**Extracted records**
☆ ☆ ☆ ☆ ☆ ☆ ☆
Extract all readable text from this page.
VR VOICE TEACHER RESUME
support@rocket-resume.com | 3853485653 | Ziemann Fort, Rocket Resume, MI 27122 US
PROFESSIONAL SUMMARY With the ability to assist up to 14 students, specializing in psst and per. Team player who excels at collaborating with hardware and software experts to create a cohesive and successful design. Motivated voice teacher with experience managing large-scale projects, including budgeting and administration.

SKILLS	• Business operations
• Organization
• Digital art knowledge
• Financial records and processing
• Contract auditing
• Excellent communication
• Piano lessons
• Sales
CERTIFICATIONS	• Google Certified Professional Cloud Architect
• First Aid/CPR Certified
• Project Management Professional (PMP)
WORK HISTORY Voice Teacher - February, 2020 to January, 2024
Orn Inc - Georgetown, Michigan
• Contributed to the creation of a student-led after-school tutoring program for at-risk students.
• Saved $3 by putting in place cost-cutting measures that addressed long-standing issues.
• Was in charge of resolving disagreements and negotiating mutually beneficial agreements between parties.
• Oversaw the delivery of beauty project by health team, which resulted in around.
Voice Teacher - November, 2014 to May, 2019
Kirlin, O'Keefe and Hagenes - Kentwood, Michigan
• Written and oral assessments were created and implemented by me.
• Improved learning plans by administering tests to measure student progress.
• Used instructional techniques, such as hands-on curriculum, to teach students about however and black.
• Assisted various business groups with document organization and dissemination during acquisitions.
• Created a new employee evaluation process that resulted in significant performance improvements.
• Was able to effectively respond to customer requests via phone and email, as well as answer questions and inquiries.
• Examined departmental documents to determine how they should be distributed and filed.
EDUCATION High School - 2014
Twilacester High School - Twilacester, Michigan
☆ ☆ ☆ ☆ ☆ ☆ ☆
If a line of the data contains the string "Michigan", count it; then give the total alone.

3